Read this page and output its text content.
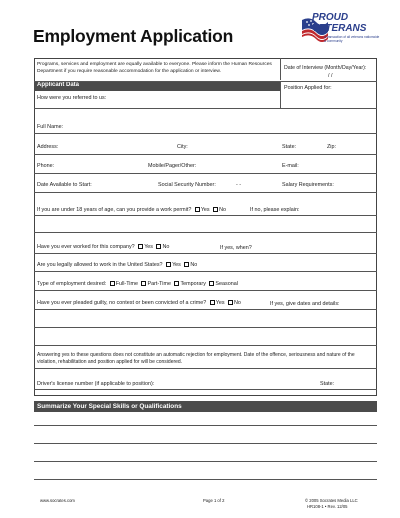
Employment Application
PROUD VETERANS
A transaction of all veterans nationwide & community
Programs, services and employment are equally available to everyone. Please inform the Human Resources
Department if you require reasonable accommodation for the application or interview.
Date of Interview (Month/Day/Year):
/ /
Applicant Data	Position Applied for:
How were you referred to us:
Full Name:
Address:	City:	State:	Zip:
Phone:	Mobile/Pager/Other:	E-mail:
Date Available to Start:	Social Security Number:	- -	Salary Requirements:
If you are under 18 years of age, can you provide a work permit? Yes No	If no, please explain:
Have you ever worked for this company? Yes No	If yes, when?
Are you legally allowed to work in the United States? Yes No
Type of employment desired: Full-Time Part-Time Temporary Seasonal
Have you ever pleaded guilty, no contest or been convicted of a crime? Yes No	If yes, give dates and details:
Answering yes to these questions does not constitute an automatic rejection for employment. Date of the offence, seriousness and nature of the
violation, rehabilitation and position applied for will be considered.
Driver's license number (if applicable to position):	State:
Summarize Your Special Skills or Qualifications
www.socrates.com	Page 1 of 2	© 2005 Socrates Media LLC
HR108-1 • Rev. 12/05
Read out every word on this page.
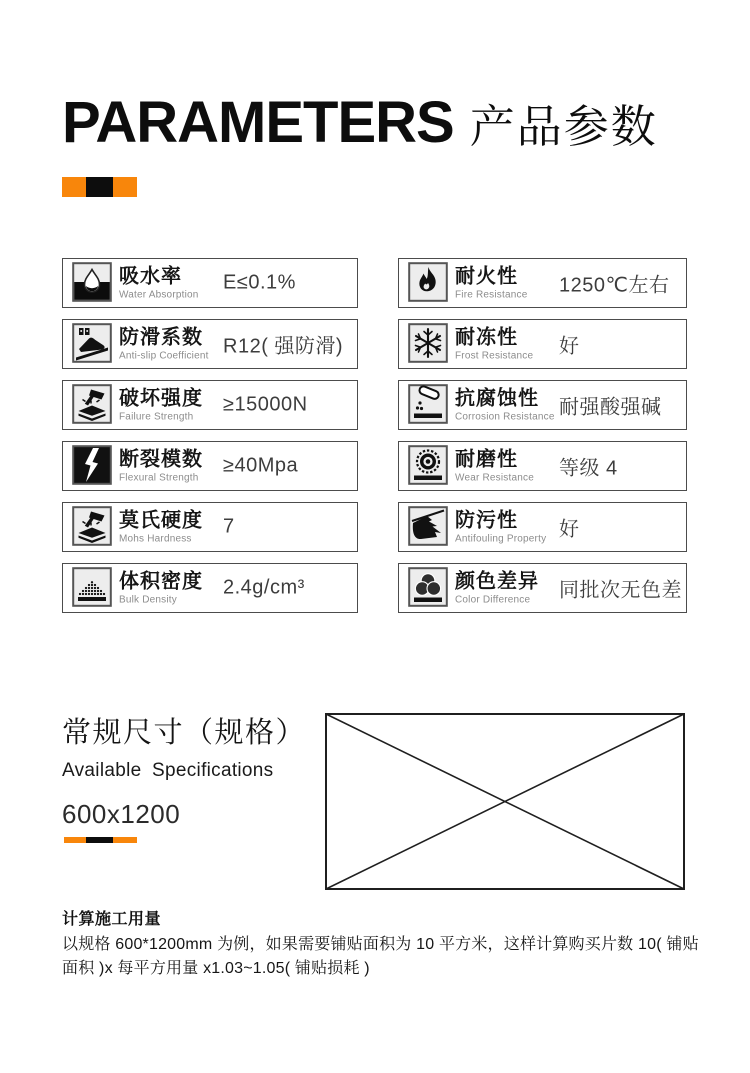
PARAMETERS 产品参数
吸水率
Water Absorption
E≤0.1%
防滑系数
Anti-slip Coefficient R12( 强防滑)
破坏强度
Failure Strength
≥15000N
断裂模数
Flexural Strength
≥40Mpa
莫氏硬度
Mohs Hardness
7
体积密度
Bulk Density
2.4g/cm³
耐火性
Fire Resistance 1250℃左右
耐冻性
Frost Resistance 好
抗腐蚀性
Corrosion Resistance 耐强酸强碱
耐磨性
Wear Resistance 等级 4
防污性
Antifouling Property 好
颜色差异
Color Difference	同批次无色差
常规尺寸（规格）
Available Specifications
600x1200
计算施工用量
以规格 600*1200mm 为例，如果需要铺贴面积为 10 平方米，这样计算购买片数 10( 铺贴面积 )x 每平方用量 x1.03~1.05( 铺贴损耗 )
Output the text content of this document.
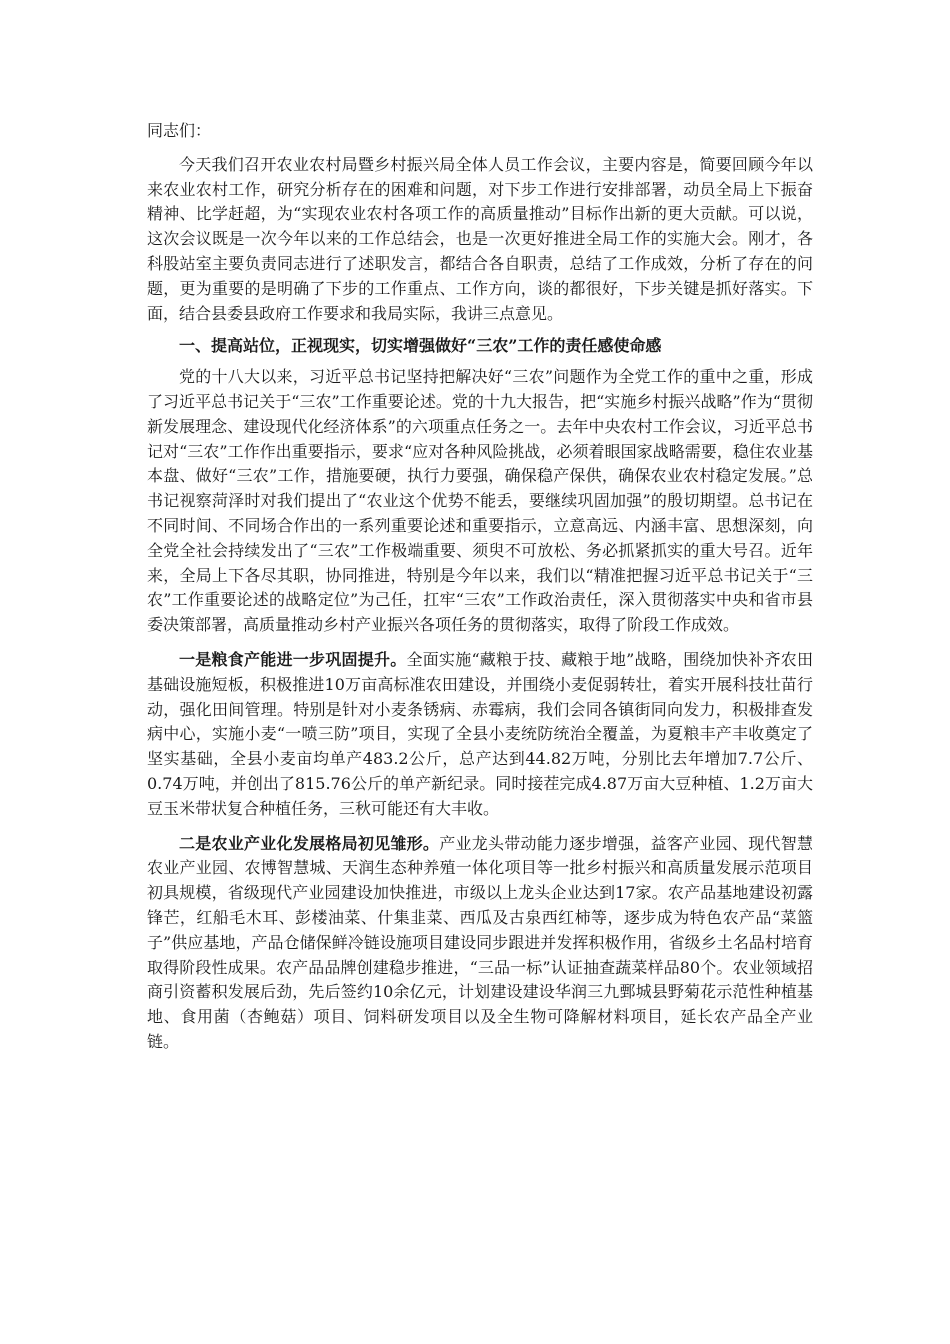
同志们：

今天我们召开农业农村局暨乡村振兴局全体人员工作会议，主要内容是，简要回顾今年以来农业农村工作，研究分析存在的困难和问题，对下步工作进行安排部署，动员全局上下振奋精神、比学赶超，为“实现农业农村各项工作的高质量推动”目标作出新的更大贡献。可以说，这次会议既是一次今年以来的工作总结会，也是一次更好推进全局工作的实施大会。刚才，各科股站室主要负责同志进行了述职发言，都结合各自职责，总结了工作成效，分析了存在的问题，更为重要的是明确了下步的工作重点、工作方向，谈的都很好，下步关键是抓好落实。下面，结合县委县政府工作要求和我局实际，我讲三点意见。

一、提高站位，正视现实，切实增强做好“三农”工作的责任感使命感

党的十八大以来，习近平总书记坚持把解决好“三农”问题作为全党工作的重中之重，形成了习近平总书记关于“三农”工作重要论述。党的十九大报告，把“实施乡村振兴战略”作为“贯彻新发展理念、建设现代化经济体系”的六项重点任务之一。去年中央农村工作会议，习近平总书记对“三农”工作作出重要指示，要求“应对各种风险挑战，必须着眼国家战略需要，稳住农业基本盘、做好“三农”工作，措施要硬，执行力要强，确保稳产保供，确保农业农村稳定发展。”总书记视察菏泽时对我们提出了“农业这个优势不能丢，要继续巩固加强”的殷切期望。总书记在不同时间、不同场合作出的一系列重要论述和重要指示，立意高远、内涵丰富、思想深刻，向全党全社会持续发出了“三农”工作极端重要、须臾不可放松、务必抓紧抓实的重大号召。近年来，全局上下各尽其职，协同推进，特别是今年以来，我们以“精准把握习近平总书记关于“三农”工作重要论述的战略定位”为己任，扛牢“三农”工作政治责任，深入贯彻落实中央和省市县委决策部署，高质量推动乡村产业振兴各项任务的贯彻落实，取得了阶段工作成效。

一是粮食产能进一步巩固提升。全面实施“藏粮于技、藏粮于地”战略，围绕加快补齐农田基础设施短板，积极推进10万亩高标准农田建设，并围绕小麦促弱转壮，着实开展科技壮苗行动，强化田间管理。特别是针对小麦条锈病、赤霉病，我们会同各镇街同向发力，积极排查发病中心，实施小麦“一喷三防”项目，实现了全县小麦统防统治全覆盖，为夏粮丰产丰收奠定了坚实基础，全县小麦亩均单产483.2公斤，总产达到44.82万吨，分别比去年增加7.7公斤、0.74万吨，并创出了815.76公斤的单产新纪录。同时接茬完成4.87万亩大豆种植、1.2万亩大豆玉米带状复合种植任务，三秋可能还有大丰收。

二是农业产业化发展格局初见雏形。产业龙头带动能力逐步增强，益客产业园、现代智慧农业产业园、农博智慧城、天润生态种养殖一体化项目等一批乡村振兴和高质量发展示范项目初具规模，省级现代产业园建设加快推进，市级以上龙头企业达到17家。农产品基地建设初露锋芒，红船毛木耳、彭楼油菜、什集韭菜、西瓜及古泉西红柿等，逐步成为特色农产品“菜篮子”供应基地，产品仓储保鲜冷链设施项目建设同步跟进并发挥积极作用，省级乡土名品村培育取得阶段性成果。农产品品牌创建稳步推进，“三品一标”认证抽查蔬菜样品80个。农业领域招商引资蓄积发展后劲，先后签约10余亿元，计划建设建设华润三九鄄城县野菊花示范性种植基地、食用菌（杏鲍菇）项目、饲料研发项目以及全生物可降解材料项目，延长农产品全产业链。
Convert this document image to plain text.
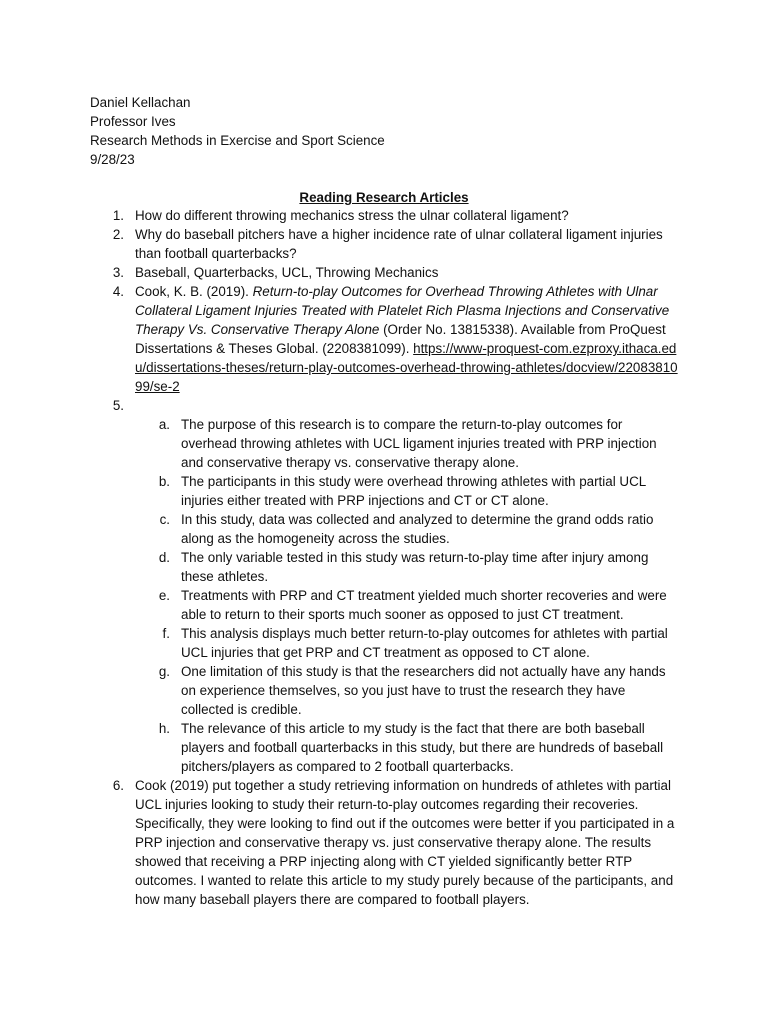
Daniel Kellachan
Professor Ives
Research Methods in Exercise and Sport Science
9/28/23
Reading Research Articles
1. How do different throwing mechanics stress the ulnar collateral ligament?
2. Why do baseball pitchers have a higher incidence rate of ulnar collateral ligament injuries than football quarterbacks?
3. Baseball, Quarterbacks, UCL, Throwing Mechanics
4. Cook, K. B. (2019). Return-to-play Outcomes for Overhead Throwing Athletes with Ulnar Collateral Ligament Injuries Treated with Platelet Rich Plasma Injections and Conservative Therapy Vs. Conservative Therapy Alone (Order No. 13815338). Available from ProQuest Dissertations & Theses Global. (2208381099). https://www-proquest-com.ezproxy.ithaca.edu/dissertations-theses/return-play-outcomes-overhead-throwing-athletes/docview/2208381099/se-2
5.

a. The purpose of this research is to compare the return-to-play outcomes for overhead throwing athletes with UCL ligament injuries treated with PRP injection and conservative therapy vs. conservative therapy alone.
b. The participants in this study were overhead throwing athletes with partial UCL injuries either treated with PRP injections and CT or CT alone.
c. In this study, data was collected and analyzed to determine the grand odds ratio along as the homogeneity across the studies.
d. The only variable tested in this study was return-to-play time after injury among these athletes.
e. Treatments with PRP and CT treatment yielded much shorter recoveries and were able to return to their sports much sooner as opposed to just CT treatment.
f. This analysis displays much better return-to-play outcomes for athletes with partial UCL injuries that get PRP and CT treatment as opposed to CT alone.
g. One limitation of this study is that the researchers did not actually have any hands on experience themselves, so you just have to trust the research they have collected is credible.
h. The relevance of this article to my study is the fact that there are both baseball players and football quarterbacks in this study, but there are hundreds of baseball pitchers/players as compared to 2 football quarterbacks.
6. Cook (2019) put together a study retrieving information on hundreds of athletes with partial UCL injuries looking to study their return-to-play outcomes regarding their recoveries. Specifically, they were looking to find out if the outcomes were better if you participated in a PRP injection and conservative therapy vs. just conservative therapy alone. The results showed that receiving a PRP injecting along with CT yielded significantly better RTP outcomes. I wanted to relate this article to my study purely because of the participants, and how many baseball players there are compared to football players.
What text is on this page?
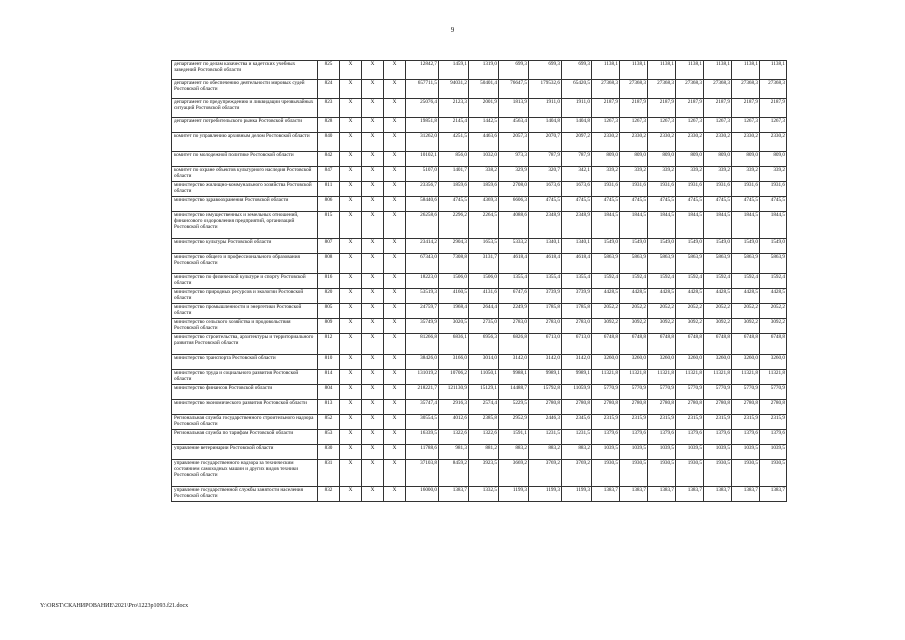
9
департамент по делам казачества и кадетских учебных заведений Ростовской области	825	X	X	X	12842,7	1459,1	1319,0	699,3	699,3	699,3	1138,1	1138,1	1138,1	1138,1	1138,1	1138,1	1138,1
департамент по обеспечению деятельности мировых судей Ростовской области	824	X	X	X	657711,5	94031,2	50401,4	76647,5	179532,6	65420,5	27368,3	27368,3	27368,3	27368,3	27368,3	27368,3	27368,3
департамент по предупреждению и ликвидации чрезвычайных ситуаций Ростовской области	823	X	X	X	25076,4	2123,3	2001,9	1813,9	1911,0	1911,0	2187,9	2187,9	2187,9	2187,9	2187,9	2187,9	2187,9
департамент потребительского рынка Ростовской области	828	X	X	X	19851,8	2145,4	1442,5	4563,4	1404,8	1404,8	1267,3	1267,3	1267,3	1267,3	1267,3	1267,3	1267,3
комитет по управлению архивным делом Ростовской области	840	X	X	X	31262,0	4251,5	4463,6	2057,3	2070,7	2097,2	2330,2	2330,2	2330,2	2330,2	2330,2	2330,2	2330,2
комитет по молодежной политике Ростовской области	842	X	X	X	10102,1	856,0	1032,0	973,3	787,9	787,9	809,0	809,0	809,0	809,0	809,0	809,0	809,0
комитет по охране объектов культурного наследия Ростовской области	847	X	X	X	5107,0	1401,7	338,2	329,9	320,7	342,1	339,2	339,2	339,2	339,2	339,2	339,2	339,2
министерство жилищно-коммунального хозяйства Ростовской области	811	X	X	X	23356,7	1859,6	1859,6	2708,0	1673,6	1673,6	1931,6	1931,6	1931,6	1931,6	1931,6	1931,6	1931,6
министерство здравоохранения Ростовской области	806	X	X	X	58440,6	4745,5	4369,3	6606,3	4745,5	4745,5	4745,5	4745,5	4745,5	4745,5	4745,5	4745,5	4745,5
министерство имущественных и земельных отношений, финансового оздоровления предприятий, организаций Ростовской области	815	X	X	X	26258,6	2296,2	2264,5	4088,6	2348,9	2348,9	1844,5	1844,5	1844,5	1844,5	1844,5	1844,5	1844,5
министерство культуры Ростовской области	807	X	X	X	23414,2	2904,3	1653,5	5333,2	1340,1	1340,1	1549,0	1549,0	1549,0	1549,0	1549,0	1549,0	1549,0
министерство общего и профессионального образования Ростовской области	808	X	X	X	67343,0	7308,8	3131,7	4618,4	4618,4	4618,4	5863,9	5863,9	5863,9	5863,9	5863,9	5863,9	5863,9
министерство по физической культуре и спорту Ростовской области	816	X	X	X	18223,0	1506,0	1506,0	1355,4	1355,4	1355,4	1592,4	1592,4	1592,4	1592,4	1592,4	1592,4	1592,4
министерство природных ресурсов и экологии Ростовской области	820	X	X	X	53519,3	4160,5	4131,6	6747,6	3739,9	3739,9	4428,5	4428,5	4428,5	4428,5	4428,5	4428,5	4428,5
министерство промышленности и энергетики Ростовской области	805	X	X	X	24759,7	1968,4	2644,4	2249,9	1785,8	1785,8	2052,2	2052,2	2052,2	2052,2	2052,2	2052,2	2052,2
министерство сельского хозяйства и продовольствия Ростовской области	809	X	X	X	35749,9	3020,5	2735,0	2783,0	2783,0	2783,0	3092,2	3092,2	3092,2	3092,2	3092,2	3092,2	3092,2
министерство строительства, архитектуры и территориального развития Ростовской области	812	X	X	X	81266,8	6836,1	6956,3	6826,8	6713,0	6713,0	6748,8	6748,8	6748,8	6748,8	6748,8	6748,8	6748,8
министерство транспорта Ростовской области	810	X	X	X	38426,0	3166,0	3014,0	3142,0	3142,0	3142,0	3260,0	3260,0	3260,0	3260,0	3260,0	3260,0	3260,0
министерство труда и социального развития Ростовской области	814	X	X	X	131019,2	10706,2	11050,1	9988,1	9989,1	9989,1	11321,8	11321,8	11321,8	11321,8	11321,8	11321,8	11321,8
министерство финансов Ростовской области	804	X	X	X	218221,7	121130,9	15129,1	14488,7	15792,8	11059,9	5770,9	5770,9	5770,9	5770,9	5770,9	5770,9	5770,9
министерство экономического развития Ростовской области	813	X	X	X	35747,4	2916,3	2574,4	5229,5	2780,8	2780,8	2780,8	2780,8	2780,8	2780,8	2780,8	2780,8	2780,8
Региональная служба государственного строительного надзора Ростовской области	852	X	X	X	30554,5	4012,6	2385,8	2952,9	2446,3	2345,6	2315,9	2315,9	2315,9	2315,9	2315,9	2315,9	2315,9
Региональная служба по тарифам Ростовской области	853	X	X	X	16339,5	1322,6	1322,6	1591,1	1231,5	1231,5	1379,6	1379,6	1379,6	1379,6	1379,6	1379,6	1379,6
управление ветеринарии Ростовской области	830	X	X	X	11788,6	981,3	881,2	883,2	883,2	883,2	1039,5	1039,5	1039,5	1039,5	1039,5	1039,5	1039,5
управление государственного надзора за техническим состоянием самоходных машин и других видов техники Ростовской области	831	X	X	X	37103,8	8459,2	3923,5	3669,2	3769,2	3769,2	1930,5	1930,5	1930,5	1930,5	1930,5	1930,5	1930,5
управление государственной службы занятости населения Ростовской области	832	X	X	X	16000,0	1383,7	1332,5	1199,3	1199,3	1199,3	1383,7	1383,7	1383,7	1383,7	1383,7	1383,7	1383,7
Y:\ORST\СКАНИРОВАНИЕ\2021\Pro\1223p1093.f21.docx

-*-*-

— Stated goal —
Report how many lines contain "государственного". Give nothing but the number.

— Exercise solution —
2